▶ **WRITTEN PROBLEM**: Give all of the lines again, with nothing added or dropped.

============

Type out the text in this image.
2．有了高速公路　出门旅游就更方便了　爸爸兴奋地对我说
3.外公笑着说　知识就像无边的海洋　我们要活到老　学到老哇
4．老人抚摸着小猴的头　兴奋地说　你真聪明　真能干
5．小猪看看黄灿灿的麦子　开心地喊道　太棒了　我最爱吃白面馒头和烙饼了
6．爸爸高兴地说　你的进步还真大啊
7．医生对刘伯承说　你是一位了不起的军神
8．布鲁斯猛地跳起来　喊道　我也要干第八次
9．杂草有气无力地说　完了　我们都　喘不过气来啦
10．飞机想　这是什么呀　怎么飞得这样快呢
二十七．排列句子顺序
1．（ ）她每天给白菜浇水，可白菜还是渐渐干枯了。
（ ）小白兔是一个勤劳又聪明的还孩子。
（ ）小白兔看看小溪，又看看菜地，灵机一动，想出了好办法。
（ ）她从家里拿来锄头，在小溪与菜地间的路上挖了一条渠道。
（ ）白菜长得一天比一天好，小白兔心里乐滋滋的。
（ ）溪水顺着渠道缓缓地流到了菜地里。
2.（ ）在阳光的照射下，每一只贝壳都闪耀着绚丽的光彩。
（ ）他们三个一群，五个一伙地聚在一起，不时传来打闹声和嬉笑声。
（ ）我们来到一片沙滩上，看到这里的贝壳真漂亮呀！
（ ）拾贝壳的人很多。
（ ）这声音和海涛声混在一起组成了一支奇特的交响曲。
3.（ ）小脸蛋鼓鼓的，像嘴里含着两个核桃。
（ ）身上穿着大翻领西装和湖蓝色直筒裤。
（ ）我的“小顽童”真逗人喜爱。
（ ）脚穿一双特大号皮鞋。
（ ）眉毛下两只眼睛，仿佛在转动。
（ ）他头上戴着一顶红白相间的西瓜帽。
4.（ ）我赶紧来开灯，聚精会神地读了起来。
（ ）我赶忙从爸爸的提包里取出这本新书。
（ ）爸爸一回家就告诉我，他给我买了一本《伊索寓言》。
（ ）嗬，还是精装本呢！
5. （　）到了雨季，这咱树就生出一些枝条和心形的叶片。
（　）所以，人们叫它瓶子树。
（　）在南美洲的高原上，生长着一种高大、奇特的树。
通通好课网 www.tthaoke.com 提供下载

============

▶ **TASK RESULT**:
Type out the text in this image.
2．有了高速公路　出门旅游就更方便了　爸爸兴奋地对我说
3.外公笑着说　知识就像无边的海洋　我们要活到老　学到老哇
4．老人抚摸着小猴的头　兴奋地说　你真聪明　真能干
5．小猪看看黄灿灿的麦子　开心地喊道　太棒了　我最爱吃白面馒头和烙饼了
6．爸爸高兴地说　你的进步还真大啊
7．医生对刘伯承说　你是一位了不起的军神
8．布鲁斯猛地跳起来　喊道　我也要干第八次
9．杂草有气无力地说　完了　我们都　喘不过气来啦
10．飞机想　这是什么呀　怎么飞得这样快呢
二十七．排列句子顺序
1．（ ）她每天给白菜浇水，可白菜还是渐渐干枯了。
（ ）小白兔是一个勤劳又聪明的还孩子。
（ ）小白兔看看小溪，又看看菜地，灵机一动，想出了好办法。
（ ）她从家里拿来锄头，在小溪与菜地间的路上挖了一条渠道。
（ ）白菜长得一天比一天好，小白兔心里乐滋滋的。
（ ）溪水顺着渠道缓缓地流到了菜地里。
2.（ ）在阳光的照射下，每一只贝壳都闪耀着绚丽的光彩。
（ ）他们三个一群，五个一伙地聚在一起，不时传来打闹声和嬉笑声。
（ ）我们来到一片沙滩上，看到这里的贝壳真漂亮呀！
（ ）拾贝壳的人很多。
（ ）这声音和海涛声混在一起组成了一支奇特的交响曲。
3.（ ）小脸蛋鼓鼓的，像嘴里含着两个核桃。
（ ）身上穿着大翻领西装和湖蓝色直筒裤。
（ ）我的“小顽童”真逗人喜爱。
（ ）脚穿一双特大号皮鞋。
（ ）眉毛下两只眼睛，仿佛在转动。
（ ）他头上戴着一顶红白相间的西瓜帽。
4.（ ）我赶紧来开灯，聚精会神地读了起来。
（ ）我赶忙从爸爸的提包里取出这本新书。
（ ）爸爸一回家就告诉我，他给我买了一本《伊索寓言》。
（ ）嗬，还是精装本呢！
5. （　）到了雨季，这咱树就生出一些枝条和心形的叶片。
（　）所以，人们叫它瓶子树。
（　）在南美洲的高原上，生长着一种高大、奇特的树。
通通好课网 www.tthaoke.com 提供下载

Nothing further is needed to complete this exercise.